─── Given data

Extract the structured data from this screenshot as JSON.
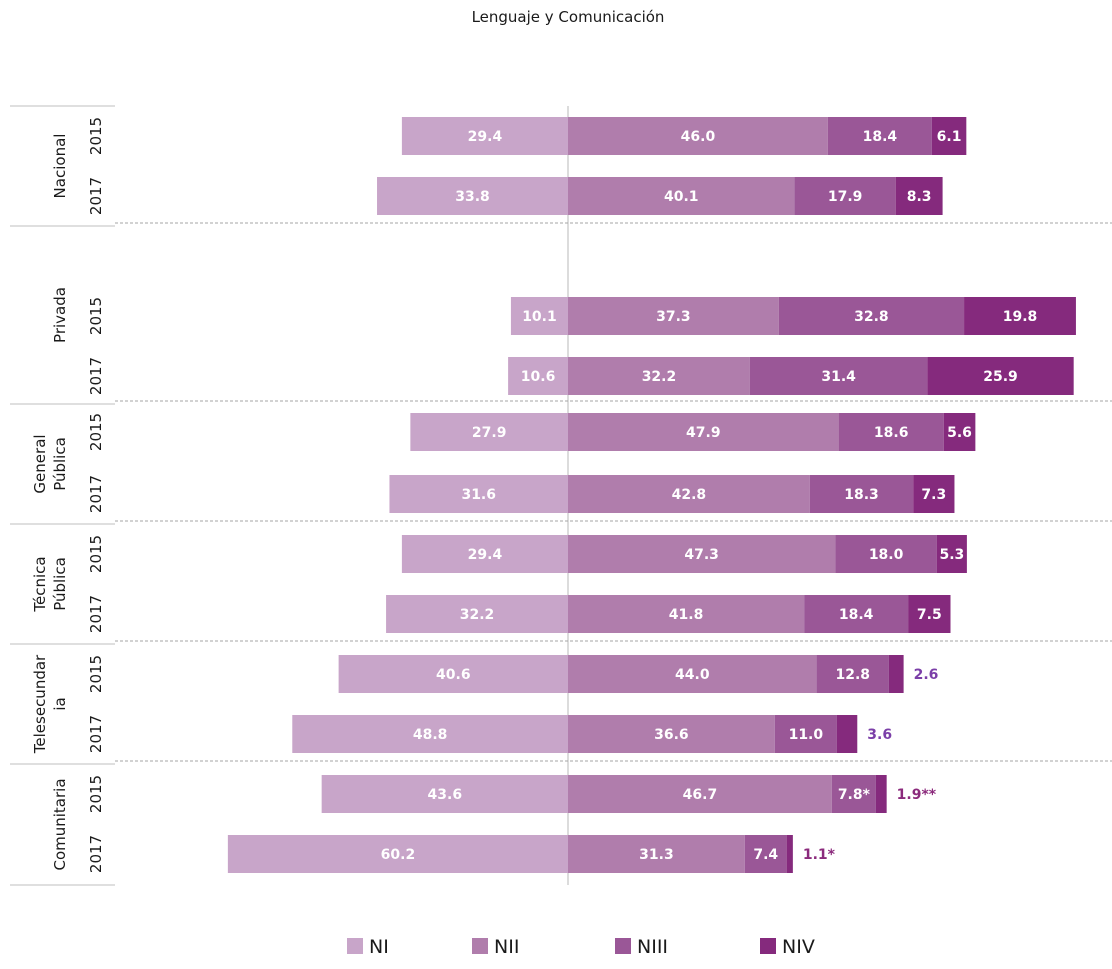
{
  "chart_data": {
    "type": "bar",
    "orientation": "horizontal-diverging",
    "title": "Lenguaje y Comunicación",
    "series": [
      {
        "name": "NI",
        "color": "#c8a5c9"
      },
      {
        "name": "NII",
        "color": "#b07dac"
      },
      {
        "name": "NIII",
        "color": "#9a5797"
      },
      {
        "name": "NIV",
        "color": "#852a7d"
      }
    ],
    "groups": [
      {
        "label": [
          "Nacional"
        ],
        "rows": [
          {
            "year": "2015",
            "values": [
              29.4,
              46.0,
              18.4,
              6.1
            ],
            "labels": [
              "29.4",
              "46.0",
              "18.4",
              "6.1"
            ]
          },
          {
            "year": "2017",
            "values": [
              33.8,
              40.1,
              17.9,
              8.3
            ],
            "labels": [
              "33.8",
              "40.1",
              "17.9",
              "8.3"
            ]
          }
        ]
      },
      {
        "label": [
          "Privada"
        ],
        "rows": [
          {
            "year": "2015",
            "values": [
              10.1,
              37.3,
              32.8,
              19.8
            ],
            "labels": [
              "10.1",
              "37.3",
              "32.8",
              "19.8"
            ]
          },
          {
            "year": "2017",
            "values": [
              10.6,
              32.2,
              31.4,
              25.9
            ],
            "labels": [
              "10.6",
              "32.2",
              "31.4",
              "25.9"
            ]
          }
        ]
      },
      {
        "label": [
          "General",
          "Pública"
        ],
        "rows": [
          {
            "year": "2015",
            "values": [
              27.9,
              47.9,
              18.6,
              5.6
            ],
            "labels": [
              "27.9",
              "47.9",
              "18.6",
              "5.6"
            ]
          },
          {
            "year": "2017",
            "values": [
              31.6,
              42.8,
              18.3,
              7.3
            ],
            "labels": [
              "31.6",
              "42.8",
              "18.3",
              "7.3"
            ]
          }
        ]
      },
      {
        "label": [
          "Técnica",
          "Pública"
        ],
        "rows": [
          {
            "year": "2015",
            "values": [
              29.4,
              47.3,
              18.0,
              5.3
            ],
            "labels": [
              "29.4",
              "47.3",
              "18.0",
              "5.3"
            ]
          },
          {
            "year": "2017",
            "values": [
              32.2,
              41.8,
              18.4,
              7.5
            ],
            "labels": [
              "32.2",
              "41.8",
              "18.4",
              "7.5"
            ]
          }
        ]
      },
      {
        "label": [
          "Telesecundar",
          "ia"
        ],
        "rows": [
          {
            "year": "2015",
            "values": [
              40.6,
              44.0,
              12.8,
              2.6
            ],
            "labels": [
              "40.6",
              "44.0",
              "12.8",
              "2.6"
            ]
          },
          {
            "year": "2017",
            "values": [
              48.8,
              36.6,
              11.0,
              3.6
            ],
            "labels": [
              "48.8",
              "36.6",
              "11.0",
              "3.6"
            ]
          }
        ]
      },
      {
        "label": [
          "Comunitaria"
        ],
        "rows": [
          {
            "year": "2015",
            "values": [
              43.6,
              46.7,
              7.8,
              1.9
            ],
            "labels": [
              "43.6",
              "46.7",
              "7.8*",
              "1.9**"
            ]
          },
          {
            "year": "2017",
            "values": [
              60.2,
              31.3,
              7.4,
              1.1
            ],
            "labels": [
              "60.2",
              "31.3",
              "7.4",
              "1.1*"
            ]
          }
        ]
      }
    ],
    "outside_label_colors": [
      "#7b3fa8",
      "#8b2a7c"
    ],
    "legend_position": "bottom"
  }
}
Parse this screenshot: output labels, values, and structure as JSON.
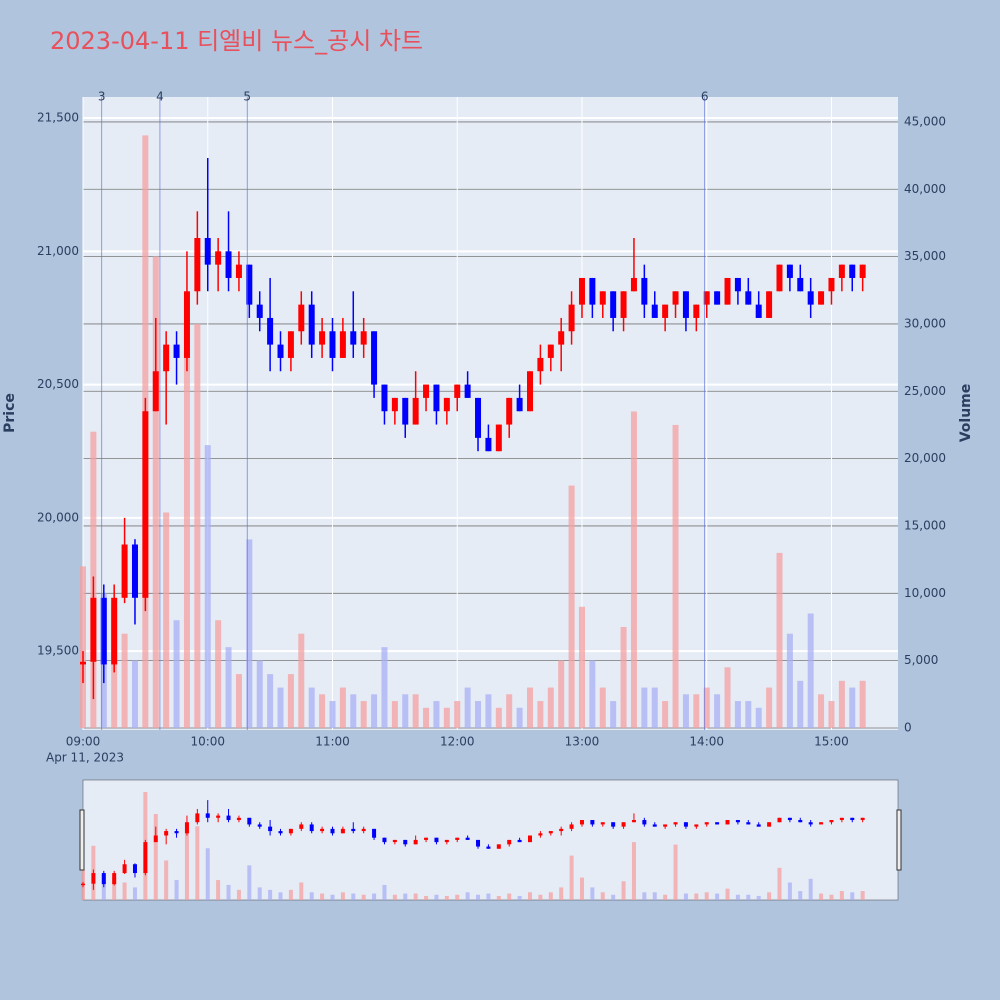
{
  "chart_data": {
    "type": "candlestick",
    "title": "2023-04-11 티엘비 뉴스_공시 차트",
    "y_label": "Price",
    "y2_label": "Volume",
    "x_date_label": "Apr 11, 2023",
    "increasing_color": "#ff0000",
    "decreasing_color": "#0000ff",
    "x": [
      "09:00",
      "09:05",
      "09:10",
      "09:15",
      "09:20",
      "09:25",
      "09:30",
      "09:35",
      "09:40",
      "09:45",
      "09:50",
      "09:55",
      "10:00",
      "10:05",
      "10:10",
      "10:15",
      "10:20",
      "10:25",
      "10:30",
      "10:35",
      "10:40",
      "10:45",
      "10:50",
      "10:55",
      "11:00",
      "11:05",
      "11:10",
      "11:15",
      "11:20",
      "11:25",
      "11:30",
      "11:35",
      "11:40",
      "11:45",
      "11:50",
      "11:55",
      "12:00",
      "12:05",
      "12:10",
      "12:15",
      "12:20",
      "12:25",
      "12:30",
      "12:35",
      "12:40",
      "12:45",
      "12:50",
      "12:55",
      "13:00",
      "13:05",
      "13:10",
      "13:15",
      "13:20",
      "13:25",
      "13:30",
      "13:35",
      "13:40",
      "13:45",
      "13:50",
      "13:55",
      "14:00",
      "14:05",
      "14:10",
      "14:15",
      "14:20",
      "14:25",
      "14:30",
      "14:35",
      "14:40",
      "14:45",
      "14:50",
      "14:55",
      "15:00",
      "15:05",
      "15:10",
      "15:15"
    ],
    "open": [
      19450,
      19460,
      19700,
      19450,
      19700,
      19900,
      19700,
      20400,
      20550,
      20650,
      20600,
      20850,
      21050,
      20950,
      21000,
      20900,
      20950,
      20800,
      20750,
      20650,
      20600,
      20700,
      20800,
      20650,
      20700,
      20600,
      20700,
      20650,
      20700,
      20500,
      20400,
      20450,
      20350,
      20450,
      20500,
      20400,
      20450,
      20500,
      20450,
      20300,
      20250,
      20350,
      20450,
      20400,
      20550,
      20600,
      20650,
      20700,
      20800,
      20900,
      20800,
      20850,
      20750,
      20850,
      20900,
      20800,
      20750,
      20800,
      20850,
      20750,
      20800,
      20850,
      20800,
      20900,
      20850,
      20800,
      20750,
      20850,
      20950,
      20900,
      20850,
      20800,
      20850,
      20900,
      20950,
      20900
    ],
    "high": [
      19500,
      19780,
      19750,
      19750,
      20000,
      19920,
      20450,
      20750,
      20700,
      20700,
      21000,
      21150,
      21350,
      21050,
      21150,
      21000,
      20950,
      20850,
      20900,
      20700,
      20700,
      20850,
      20850,
      20750,
      20750,
      20750,
      20850,
      20750,
      20700,
      20500,
      20450,
      20450,
      20550,
      20500,
      20500,
      20450,
      20500,
      20550,
      20450,
      20350,
      20350,
      20450,
      20500,
      20550,
      20650,
      20650,
      20750,
      20850,
      20900,
      20900,
      20850,
      20850,
      20850,
      21050,
      20950,
      20850,
      20800,
      20850,
      20850,
      20800,
      20850,
      20850,
      20900,
      20900,
      20900,
      20850,
      20850,
      20950,
      20950,
      20950,
      20900,
      20850,
      20900,
      20950,
      20950,
      20950
    ],
    "low": [
      19380,
      19320,
      19380,
      19420,
      19680,
      19600,
      19650,
      20400,
      20350,
      20500,
      20550,
      20800,
      20850,
      20850,
      20850,
      20850,
      20750,
      20700,
      20550,
      20550,
      20550,
      20650,
      20600,
      20600,
      20550,
      20600,
      20600,
      20600,
      20450,
      20350,
      20350,
      20300,
      20350,
      20400,
      20350,
      20350,
      20400,
      20450,
      20250,
      20250,
      20250,
      20300,
      20400,
      20400,
      20500,
      20550,
      20550,
      20650,
      20750,
      20750,
      20750,
      20700,
      20700,
      20850,
      20750,
      20750,
      20700,
      20750,
      20700,
      20700,
      20750,
      20800,
      20800,
      20800,
      20800,
      20750,
      20750,
      20850,
      20850,
      20850,
      20750,
      20800,
      20800,
      20850,
      20850,
      20850
    ],
    "close": [
      19460,
      19700,
      19450,
      19700,
      19900,
      19700,
      20400,
      20550,
      20650,
      20600,
      20850,
      21050,
      20950,
      21000,
      20900,
      20950,
      20800,
      20750,
      20650,
      20600,
      20700,
      20800,
      20650,
      20700,
      20600,
      20700,
      20650,
      20700,
      20500,
      20400,
      20450,
      20350,
      20450,
      20500,
      20400,
      20450,
      20500,
      20450,
      20300,
      20250,
      20350,
      20450,
      20400,
      20550,
      20600,
      20650,
      20700,
      20800,
      20900,
      20800,
      20850,
      20750,
      20850,
      20900,
      20800,
      20750,
      20800,
      20850,
      20750,
      20800,
      20850,
      20800,
      20900,
      20850,
      20800,
      20750,
      20850,
      20950,
      20900,
      20850,
      20800,
      20850,
      20900,
      20950,
      20900,
      20950
    ],
    "volume": [
      12000,
      22000,
      10000,
      9000,
      7000,
      5000,
      44000,
      35000,
      16000,
      8000,
      28000,
      30000,
      21000,
      8000,
      6000,
      4000,
      14000,
      5000,
      4000,
      3000,
      4000,
      7000,
      3000,
      2500,
      2000,
      3000,
      2500,
      2000,
      2500,
      6000,
      2000,
      2500,
      2500,
      1500,
      2000,
      1500,
      2000,
      3000,
      2000,
      2500,
      1500,
      2500,
      1500,
      3000,
      2000,
      3000,
      5000,
      18000,
      9000,
      5000,
      3000,
      2000,
      7500,
      23500,
      3000,
      3000,
      2000,
      22500,
      2500,
      2500,
      3000,
      2500,
      4500,
      2000,
      2000,
      1500,
      3000,
      13000,
      7000,
      3500,
      8500,
      2500,
      2000,
      3500,
      3000,
      3500
    ],
    "xlim": [
      "09:00",
      "15:32"
    ],
    "xticks": [
      "09:00",
      "10:00",
      "11:00",
      "12:00",
      "13:00",
      "14:00",
      "15:00"
    ],
    "ylim": [
      19204,
      21579
    ],
    "yticks": [
      {
        "value": 19500,
        "label": "19,500"
      },
      {
        "value": 20000,
        "label": "20,000"
      },
      {
        "value": 20500,
        "label": "20,500"
      },
      {
        "value": 21000,
        "label": "21,000"
      },
      {
        "value": 21500,
        "label": "21,500"
      }
    ],
    "y2lim": [
      -150,
      46850
    ],
    "y2ticks": [
      0,
      {
        "value": 5000,
        "label": "5,000"
      },
      {
        "value": 10000,
        "label": "10,000"
      },
      {
        "value": 15000,
        "label": "15,000"
      },
      {
        "value": 20000,
        "label": "20,000"
      },
      {
        "value": 25000,
        "label": "25,000"
      },
      {
        "value": 30000,
        "label": "30,000"
      },
      {
        "value": 35000,
        "label": "35,000"
      },
      {
        "value": 40000,
        "label": "40,000"
      },
      {
        "value": 45000,
        "label": "45,000"
      }
    ],
    "annotations": [
      {
        "label": "3",
        "x": "09:09"
      },
      {
        "label": "4",
        "x": "09:37"
      },
      {
        "label": "5",
        "x": "10:19"
      },
      {
        "label": "6",
        "x": "13:59"
      }
    ],
    "grid": true,
    "rangeslider": true
  }
}
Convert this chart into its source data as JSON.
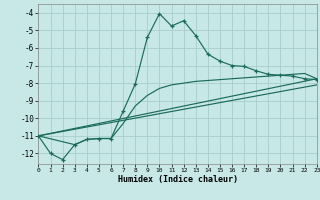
{
  "xlabel": "Humidex (Indice chaleur)",
  "background_color": "#c8e8e8",
  "grid_color": "#a8cccc",
  "line_color": "#1a6b5a",
  "xlim": [
    0,
    23
  ],
  "ylim": [
    -12.6,
    -3.5
  ],
  "yticks": [
    -4,
    -5,
    -6,
    -7,
    -8,
    -9,
    -10,
    -11,
    -12
  ],
  "xticks": [
    0,
    1,
    2,
    3,
    4,
    5,
    6,
    7,
    8,
    9,
    10,
    11,
    12,
    13,
    14,
    15,
    16,
    17,
    18,
    19,
    20,
    21,
    22,
    23
  ],
  "main_x": [
    0,
    1,
    2,
    3,
    4,
    5,
    6,
    7,
    8,
    9,
    10,
    11,
    12,
    13,
    14,
    15,
    16,
    17,
    18,
    19,
    20,
    21,
    22,
    23
  ],
  "main_y": [
    -11.0,
    -12.0,
    -12.35,
    -11.5,
    -11.2,
    -11.15,
    -11.15,
    -9.6,
    -8.05,
    -5.4,
    -4.05,
    -4.75,
    -4.45,
    -5.3,
    -6.35,
    -6.75,
    -7.0,
    -7.05,
    -7.3,
    -7.5,
    -7.55,
    -7.6,
    -7.75,
    -7.8
  ],
  "line2_x": [
    0,
    23
  ],
  "line2_y": [
    -11.0,
    -7.75
  ],
  "line3_x": [
    0,
    23
  ],
  "line3_y": [
    -11.0,
    -8.1
  ],
  "curvy_x": [
    0,
    3,
    4,
    5,
    6,
    7,
    8,
    9,
    10,
    11,
    12,
    13,
    14,
    15,
    16,
    17,
    18,
    19,
    20,
    21,
    22,
    23
  ],
  "curvy_y": [
    -11.0,
    -11.5,
    -11.2,
    -11.15,
    -11.15,
    -10.3,
    -9.3,
    -8.7,
    -8.3,
    -8.1,
    -8.0,
    -7.9,
    -7.85,
    -7.8,
    -7.75,
    -7.7,
    -7.65,
    -7.6,
    -7.55,
    -7.5,
    -7.45,
    -7.75
  ]
}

──────

> **What is being asked**
Copy all lines in the listing above where the string "this" appears.

> **Answer in full**
Extract the structured data from this screenshot as JSON.
Parse this screenshot: output labels, values, and structure as JSON.
Convert this chart into its source data as JSON.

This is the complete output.